A considerable amount of experimental data suggests that neuromusculoskeletal control processes may be described basically by three functional mechanisms:

1. a feedforward control process which encodes an approximate solution to the inverse dynamics of the desired movement trajectory and the forces which act on the musculoskeletal system;

2. a feedback control process (reflexive system) which corrects for errors in the representation of the inverse dynamics and accounts for unexpected external forces;

3. the intrinsic impedance of a musculoskeletal system, meaning the areflexive stiffness and viscosity components induced by the muscles and other visco-elastic components of a musculoskeletal system.

Experiments in which the movement control of surgically deafferented animals, ischaemically deafferented healthy humans or patients deafferented due to sensory neuropathy were studied, show that deafferented subjects are capable to move (indicating feedforward control), but that the kinematics of these movements are affected and external loads cannot be effectively compensated for, indicating the lack of feedback control. Furthermore, measurement of intrinsic and reflexive impedance characteristics of 1 degree of freedom (dof) joints indicate that both components are functionally relevant in motor control tasks.

→ **Information**:

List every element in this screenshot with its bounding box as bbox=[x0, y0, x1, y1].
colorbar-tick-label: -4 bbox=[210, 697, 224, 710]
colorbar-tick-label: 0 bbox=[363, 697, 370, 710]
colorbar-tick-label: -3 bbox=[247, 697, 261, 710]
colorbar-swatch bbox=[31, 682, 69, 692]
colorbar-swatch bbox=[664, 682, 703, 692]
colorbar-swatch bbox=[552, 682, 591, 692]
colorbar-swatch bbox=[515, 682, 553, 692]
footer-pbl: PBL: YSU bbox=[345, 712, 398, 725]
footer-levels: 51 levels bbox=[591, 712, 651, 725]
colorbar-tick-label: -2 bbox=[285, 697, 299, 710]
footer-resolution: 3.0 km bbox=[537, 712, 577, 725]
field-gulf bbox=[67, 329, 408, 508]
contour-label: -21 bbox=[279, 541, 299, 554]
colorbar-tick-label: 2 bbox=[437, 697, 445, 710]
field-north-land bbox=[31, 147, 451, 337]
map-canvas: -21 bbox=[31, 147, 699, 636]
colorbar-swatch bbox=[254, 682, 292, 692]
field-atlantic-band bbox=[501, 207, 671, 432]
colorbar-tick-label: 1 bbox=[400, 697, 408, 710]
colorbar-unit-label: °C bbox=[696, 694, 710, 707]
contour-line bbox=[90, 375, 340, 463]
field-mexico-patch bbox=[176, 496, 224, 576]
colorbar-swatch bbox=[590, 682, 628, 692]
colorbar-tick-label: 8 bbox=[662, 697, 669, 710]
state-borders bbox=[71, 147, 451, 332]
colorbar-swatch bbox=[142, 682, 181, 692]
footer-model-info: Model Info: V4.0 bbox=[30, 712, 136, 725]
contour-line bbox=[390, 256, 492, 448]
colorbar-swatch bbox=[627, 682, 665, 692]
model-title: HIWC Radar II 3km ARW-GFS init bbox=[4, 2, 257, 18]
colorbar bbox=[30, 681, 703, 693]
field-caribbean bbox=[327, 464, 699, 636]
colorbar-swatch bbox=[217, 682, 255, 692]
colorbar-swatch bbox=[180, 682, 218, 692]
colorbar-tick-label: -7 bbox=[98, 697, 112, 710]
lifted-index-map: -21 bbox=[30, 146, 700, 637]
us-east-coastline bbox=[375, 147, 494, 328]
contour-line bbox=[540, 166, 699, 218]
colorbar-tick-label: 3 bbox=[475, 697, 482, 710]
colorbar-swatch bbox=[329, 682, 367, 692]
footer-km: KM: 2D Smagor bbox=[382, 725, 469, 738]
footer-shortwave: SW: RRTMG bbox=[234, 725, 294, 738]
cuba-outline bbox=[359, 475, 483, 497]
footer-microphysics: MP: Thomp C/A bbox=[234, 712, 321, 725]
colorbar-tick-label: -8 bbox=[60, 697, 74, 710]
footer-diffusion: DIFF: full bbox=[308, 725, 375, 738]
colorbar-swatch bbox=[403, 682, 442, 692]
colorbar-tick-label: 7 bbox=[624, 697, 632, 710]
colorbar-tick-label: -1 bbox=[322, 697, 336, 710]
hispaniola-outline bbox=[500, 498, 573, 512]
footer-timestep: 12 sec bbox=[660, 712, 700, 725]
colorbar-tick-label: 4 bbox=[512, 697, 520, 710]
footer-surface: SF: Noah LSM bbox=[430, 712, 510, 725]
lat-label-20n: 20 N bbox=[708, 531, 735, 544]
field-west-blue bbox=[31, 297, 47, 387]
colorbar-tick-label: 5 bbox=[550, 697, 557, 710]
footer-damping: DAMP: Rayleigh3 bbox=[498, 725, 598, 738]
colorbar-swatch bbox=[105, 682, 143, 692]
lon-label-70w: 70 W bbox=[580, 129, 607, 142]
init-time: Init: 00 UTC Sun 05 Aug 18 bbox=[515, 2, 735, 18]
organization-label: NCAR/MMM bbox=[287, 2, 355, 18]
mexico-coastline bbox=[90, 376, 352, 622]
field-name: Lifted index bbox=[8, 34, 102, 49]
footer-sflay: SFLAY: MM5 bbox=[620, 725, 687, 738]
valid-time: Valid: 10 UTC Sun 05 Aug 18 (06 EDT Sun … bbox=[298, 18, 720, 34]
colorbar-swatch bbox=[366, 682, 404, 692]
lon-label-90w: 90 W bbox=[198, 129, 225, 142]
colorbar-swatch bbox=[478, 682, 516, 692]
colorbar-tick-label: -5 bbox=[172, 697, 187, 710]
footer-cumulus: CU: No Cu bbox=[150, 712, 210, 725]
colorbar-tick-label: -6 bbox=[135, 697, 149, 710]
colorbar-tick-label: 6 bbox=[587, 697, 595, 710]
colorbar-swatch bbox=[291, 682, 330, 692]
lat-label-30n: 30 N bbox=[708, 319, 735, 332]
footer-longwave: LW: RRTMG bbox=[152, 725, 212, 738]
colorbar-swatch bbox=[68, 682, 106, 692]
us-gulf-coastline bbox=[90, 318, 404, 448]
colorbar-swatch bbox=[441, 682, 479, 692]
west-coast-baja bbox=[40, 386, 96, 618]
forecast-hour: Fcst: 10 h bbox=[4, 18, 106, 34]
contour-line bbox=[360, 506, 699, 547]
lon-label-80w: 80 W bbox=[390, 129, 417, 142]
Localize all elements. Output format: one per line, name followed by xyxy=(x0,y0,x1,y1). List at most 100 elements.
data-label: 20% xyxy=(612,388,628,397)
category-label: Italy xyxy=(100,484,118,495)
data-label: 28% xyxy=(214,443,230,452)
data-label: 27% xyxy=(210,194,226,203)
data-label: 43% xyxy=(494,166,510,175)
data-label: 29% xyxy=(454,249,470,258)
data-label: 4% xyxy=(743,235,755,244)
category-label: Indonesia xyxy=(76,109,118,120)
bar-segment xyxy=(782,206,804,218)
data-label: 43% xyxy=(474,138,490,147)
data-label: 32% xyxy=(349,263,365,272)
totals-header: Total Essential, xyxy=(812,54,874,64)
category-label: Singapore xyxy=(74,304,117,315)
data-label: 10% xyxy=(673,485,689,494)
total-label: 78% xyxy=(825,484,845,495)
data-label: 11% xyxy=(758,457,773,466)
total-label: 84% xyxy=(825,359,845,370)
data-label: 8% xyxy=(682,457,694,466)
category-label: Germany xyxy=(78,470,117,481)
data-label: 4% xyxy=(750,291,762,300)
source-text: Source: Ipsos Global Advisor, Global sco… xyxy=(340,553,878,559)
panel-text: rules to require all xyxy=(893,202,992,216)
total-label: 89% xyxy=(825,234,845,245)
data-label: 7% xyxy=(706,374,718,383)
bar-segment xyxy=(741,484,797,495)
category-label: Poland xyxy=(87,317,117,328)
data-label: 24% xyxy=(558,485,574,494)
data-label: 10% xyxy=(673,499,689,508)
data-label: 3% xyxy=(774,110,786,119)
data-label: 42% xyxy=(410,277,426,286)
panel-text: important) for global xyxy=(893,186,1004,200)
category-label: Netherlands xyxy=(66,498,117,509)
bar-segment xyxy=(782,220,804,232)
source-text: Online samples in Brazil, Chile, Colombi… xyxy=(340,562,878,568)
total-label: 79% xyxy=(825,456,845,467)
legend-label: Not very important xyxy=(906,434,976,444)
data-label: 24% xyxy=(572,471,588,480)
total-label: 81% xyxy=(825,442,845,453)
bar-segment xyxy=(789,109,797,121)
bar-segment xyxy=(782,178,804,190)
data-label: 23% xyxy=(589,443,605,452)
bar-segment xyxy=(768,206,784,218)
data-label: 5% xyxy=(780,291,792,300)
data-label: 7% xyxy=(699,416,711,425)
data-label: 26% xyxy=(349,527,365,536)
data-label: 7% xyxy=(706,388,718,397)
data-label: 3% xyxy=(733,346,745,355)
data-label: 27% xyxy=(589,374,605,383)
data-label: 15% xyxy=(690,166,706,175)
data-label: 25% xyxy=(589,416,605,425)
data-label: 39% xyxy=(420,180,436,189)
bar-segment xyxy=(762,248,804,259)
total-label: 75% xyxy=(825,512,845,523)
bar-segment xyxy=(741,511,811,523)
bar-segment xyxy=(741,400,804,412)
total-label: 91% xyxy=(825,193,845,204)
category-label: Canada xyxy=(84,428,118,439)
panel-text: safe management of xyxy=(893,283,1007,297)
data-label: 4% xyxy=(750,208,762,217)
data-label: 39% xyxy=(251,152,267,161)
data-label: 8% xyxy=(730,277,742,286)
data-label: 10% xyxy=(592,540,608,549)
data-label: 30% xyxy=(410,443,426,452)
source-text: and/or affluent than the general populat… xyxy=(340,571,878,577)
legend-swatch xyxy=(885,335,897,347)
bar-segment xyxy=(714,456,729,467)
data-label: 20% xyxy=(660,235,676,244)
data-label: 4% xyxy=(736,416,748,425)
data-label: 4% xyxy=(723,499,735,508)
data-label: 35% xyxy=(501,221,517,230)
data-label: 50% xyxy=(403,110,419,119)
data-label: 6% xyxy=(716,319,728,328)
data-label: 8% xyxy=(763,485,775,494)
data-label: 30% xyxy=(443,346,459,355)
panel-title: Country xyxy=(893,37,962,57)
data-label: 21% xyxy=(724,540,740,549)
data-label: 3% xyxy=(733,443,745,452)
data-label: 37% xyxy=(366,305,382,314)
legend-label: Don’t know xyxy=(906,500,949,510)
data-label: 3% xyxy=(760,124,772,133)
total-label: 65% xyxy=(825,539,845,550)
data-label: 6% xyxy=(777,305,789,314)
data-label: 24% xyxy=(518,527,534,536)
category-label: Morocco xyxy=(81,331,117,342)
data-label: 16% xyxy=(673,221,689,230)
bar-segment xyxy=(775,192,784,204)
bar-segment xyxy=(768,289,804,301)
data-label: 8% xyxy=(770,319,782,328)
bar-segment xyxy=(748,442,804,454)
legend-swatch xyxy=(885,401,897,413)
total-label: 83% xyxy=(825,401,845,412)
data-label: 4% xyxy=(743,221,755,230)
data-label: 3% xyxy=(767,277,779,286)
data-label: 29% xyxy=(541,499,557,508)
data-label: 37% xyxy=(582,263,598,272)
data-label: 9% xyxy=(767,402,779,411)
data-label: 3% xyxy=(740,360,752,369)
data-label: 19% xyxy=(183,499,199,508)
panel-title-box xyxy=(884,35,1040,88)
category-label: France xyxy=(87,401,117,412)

→ **Required action 1**:
Answer these questions from the text on neuromusculoskeletal control.
(a) Which control process corrects for errors in the representation of the inverse dynamics?
(b) Which two components make up the intrinsic impedance of a musculoskeletal system?
(c) What does the ability of deafferented subjects to move indicate?
→ **Required action 2**: Transcribe the part of the text on neuromusculoskeletal control that opens with the words "2. a feedback" and closes with "a musculoskeletal system.".

→ **Output 1**:
(a) The feedback control process, or reflexive system.
(b) The areflexive stiffness and viscosity components.
(c) Feedforward control.

→ **Output 2**:
2. a feedback control process (reflexive system) which corrects for errors in the representation of the inverse dynamics and accounts for unexpected external forces;

3. the intrinsic impedance of a musculoskeletal system, meaning the areflexive stiffness and viscosity components induced by the muscles and other visco-elastic components of a musculoskeletal system.